# Written request:
Pull every "name" line out of the data below.

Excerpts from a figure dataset
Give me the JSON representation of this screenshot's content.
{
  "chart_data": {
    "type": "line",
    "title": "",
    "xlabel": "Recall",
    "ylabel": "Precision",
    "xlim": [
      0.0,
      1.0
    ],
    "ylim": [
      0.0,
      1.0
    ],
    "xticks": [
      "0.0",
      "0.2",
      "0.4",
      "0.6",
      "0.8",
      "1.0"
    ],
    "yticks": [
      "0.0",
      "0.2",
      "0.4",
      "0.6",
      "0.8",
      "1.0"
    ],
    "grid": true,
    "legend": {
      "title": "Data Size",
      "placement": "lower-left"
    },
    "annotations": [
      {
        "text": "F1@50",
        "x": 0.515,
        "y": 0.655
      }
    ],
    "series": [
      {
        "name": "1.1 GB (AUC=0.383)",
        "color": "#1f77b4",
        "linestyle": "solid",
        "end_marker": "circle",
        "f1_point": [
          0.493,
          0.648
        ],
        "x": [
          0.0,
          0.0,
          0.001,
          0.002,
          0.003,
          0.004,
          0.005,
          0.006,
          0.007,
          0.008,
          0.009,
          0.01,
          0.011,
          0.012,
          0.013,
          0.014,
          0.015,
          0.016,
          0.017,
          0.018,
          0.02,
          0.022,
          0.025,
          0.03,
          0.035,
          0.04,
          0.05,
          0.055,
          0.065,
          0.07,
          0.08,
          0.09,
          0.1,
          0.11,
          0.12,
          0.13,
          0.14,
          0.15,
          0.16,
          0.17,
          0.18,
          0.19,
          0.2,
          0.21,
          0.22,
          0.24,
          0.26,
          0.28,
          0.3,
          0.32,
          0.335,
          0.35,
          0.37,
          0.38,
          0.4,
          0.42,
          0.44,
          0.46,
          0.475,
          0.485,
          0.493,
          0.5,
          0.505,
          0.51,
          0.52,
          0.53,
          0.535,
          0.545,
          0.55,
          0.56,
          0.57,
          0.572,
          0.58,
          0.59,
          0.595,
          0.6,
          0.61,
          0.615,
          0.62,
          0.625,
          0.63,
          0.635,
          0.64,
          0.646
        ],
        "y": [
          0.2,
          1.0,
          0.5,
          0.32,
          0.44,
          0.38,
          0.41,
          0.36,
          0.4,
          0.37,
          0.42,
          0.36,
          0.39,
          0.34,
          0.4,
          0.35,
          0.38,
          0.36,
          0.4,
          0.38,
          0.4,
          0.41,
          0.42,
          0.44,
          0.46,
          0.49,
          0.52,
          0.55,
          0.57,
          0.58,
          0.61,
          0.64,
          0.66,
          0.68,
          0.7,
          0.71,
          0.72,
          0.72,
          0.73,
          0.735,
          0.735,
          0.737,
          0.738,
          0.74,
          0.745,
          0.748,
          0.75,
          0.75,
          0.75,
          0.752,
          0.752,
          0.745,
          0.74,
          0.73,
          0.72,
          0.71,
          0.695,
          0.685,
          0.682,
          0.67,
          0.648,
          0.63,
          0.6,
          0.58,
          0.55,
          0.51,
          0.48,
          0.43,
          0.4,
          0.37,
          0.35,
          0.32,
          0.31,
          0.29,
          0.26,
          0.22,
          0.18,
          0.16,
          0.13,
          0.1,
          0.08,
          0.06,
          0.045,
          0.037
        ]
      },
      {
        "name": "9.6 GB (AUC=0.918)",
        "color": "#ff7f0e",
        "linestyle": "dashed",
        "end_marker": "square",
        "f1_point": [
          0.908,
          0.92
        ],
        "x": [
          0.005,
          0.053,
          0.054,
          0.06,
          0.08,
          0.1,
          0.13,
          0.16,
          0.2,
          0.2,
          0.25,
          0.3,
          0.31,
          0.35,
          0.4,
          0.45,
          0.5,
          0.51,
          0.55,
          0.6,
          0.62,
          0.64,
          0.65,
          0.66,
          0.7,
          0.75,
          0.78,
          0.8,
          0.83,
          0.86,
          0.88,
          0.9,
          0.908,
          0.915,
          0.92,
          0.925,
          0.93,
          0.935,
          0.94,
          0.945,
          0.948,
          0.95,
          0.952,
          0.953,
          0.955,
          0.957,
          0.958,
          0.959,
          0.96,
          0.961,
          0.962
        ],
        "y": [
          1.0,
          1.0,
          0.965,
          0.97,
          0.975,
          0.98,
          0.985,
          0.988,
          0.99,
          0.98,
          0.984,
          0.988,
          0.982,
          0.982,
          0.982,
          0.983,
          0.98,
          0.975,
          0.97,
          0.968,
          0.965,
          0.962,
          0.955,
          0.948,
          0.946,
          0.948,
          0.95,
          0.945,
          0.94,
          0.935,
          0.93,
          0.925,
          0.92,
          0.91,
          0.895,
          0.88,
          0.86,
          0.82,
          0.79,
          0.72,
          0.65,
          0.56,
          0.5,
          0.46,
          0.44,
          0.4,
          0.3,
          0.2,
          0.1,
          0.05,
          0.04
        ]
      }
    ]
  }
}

# Reply to the task:
        "name": "1.1 GB (AUC=0.383)",
        "name": "9.6 GB (AUC=0.918)",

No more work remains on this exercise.